Stated goal: Give the lines again exactly, from the one holding "What's the underlying" to the last line of the listing below, both ends included and nothing added.

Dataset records

■ ■ ■ ■ ■ ■ ■

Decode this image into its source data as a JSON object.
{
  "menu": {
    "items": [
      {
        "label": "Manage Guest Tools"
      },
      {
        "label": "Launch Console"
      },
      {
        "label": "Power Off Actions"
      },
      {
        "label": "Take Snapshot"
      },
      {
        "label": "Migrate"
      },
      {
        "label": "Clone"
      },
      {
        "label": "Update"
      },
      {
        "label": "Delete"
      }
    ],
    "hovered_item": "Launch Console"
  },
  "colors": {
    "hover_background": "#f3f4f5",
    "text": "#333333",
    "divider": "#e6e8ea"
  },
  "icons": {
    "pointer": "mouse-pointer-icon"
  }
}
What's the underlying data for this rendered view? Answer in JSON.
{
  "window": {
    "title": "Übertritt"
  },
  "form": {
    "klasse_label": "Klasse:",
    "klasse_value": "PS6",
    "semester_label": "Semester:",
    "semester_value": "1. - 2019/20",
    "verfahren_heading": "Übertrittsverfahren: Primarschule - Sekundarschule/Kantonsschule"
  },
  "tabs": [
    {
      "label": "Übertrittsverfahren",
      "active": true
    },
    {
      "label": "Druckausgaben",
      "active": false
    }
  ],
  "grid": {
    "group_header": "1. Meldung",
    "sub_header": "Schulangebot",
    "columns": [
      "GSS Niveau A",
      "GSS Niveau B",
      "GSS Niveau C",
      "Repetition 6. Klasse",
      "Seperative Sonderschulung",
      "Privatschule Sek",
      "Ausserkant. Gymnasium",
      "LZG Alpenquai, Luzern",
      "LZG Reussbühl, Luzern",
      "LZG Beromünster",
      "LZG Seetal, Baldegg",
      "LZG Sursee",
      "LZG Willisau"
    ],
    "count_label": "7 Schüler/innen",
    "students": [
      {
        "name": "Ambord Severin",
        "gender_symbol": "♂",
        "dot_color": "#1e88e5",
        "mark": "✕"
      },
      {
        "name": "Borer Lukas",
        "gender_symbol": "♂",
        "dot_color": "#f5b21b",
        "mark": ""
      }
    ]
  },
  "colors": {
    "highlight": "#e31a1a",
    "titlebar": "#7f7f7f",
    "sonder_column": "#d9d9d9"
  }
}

■ ■ ■ ■ ■ ■ ■

Correct output:
What's the underlying data for this rendered view? Answer in JSON.
{
  "window": {
    "title": "Übertritt"
  },
  "form": {
    "klasse_label": "Klasse:",
    "klasse_value": "PS6",
    "semester_label": "Semester:",
    "semester_value": "1. - 2019/20",
    "verfahren_heading": "Übertrittsverfahren: Primarschule - Sekundarschule/Kantonsschule"
  },
  "tabs": [
    {
      "label": "Übertrittsverfahren",
      "active": true
    },
    {
      "label": "Druckausgaben",
      "active": false
    }
  ],
  "grid": {
    "group_header": "1. Meldung",
    "sub_header": "Schulangebot",
    "columns": [
      "GSS Niveau A",
      "GSS Niveau B",
      "GSS Niveau C",
      "Repetition 6. Klasse",
      "Seperative Sonderschulung",
      "Privatschule Sek",
      "Ausserkant. Gymnasium",
      "LZG Alpenquai, Luzern",
      "LZG Reussbühl, Luzern",
      "LZG Beromünster",
      "LZG Seetal, Baldegg",
      "LZG Sursee",
      "LZG Willisau"
    ],
    "count_label": "7 Schüler/innen",
    "students": [
      {
        "name": "Ambord Severin",
        "gender_symbol": "♂",
        "dot_color": "#1e88e5",
        "mark": "✕"
      },
      {
        "name": "Borer Lukas",
        "gender_symbol": "♂",
        "dot_color": "#f5b21b",
        "mark": ""
      }
    ]
  },
  "colors": {
    "highlight": "#e31a1a",
    "titlebar": "#7f7f7f",
    "sonder_column": "#d9d9d9"
  }
}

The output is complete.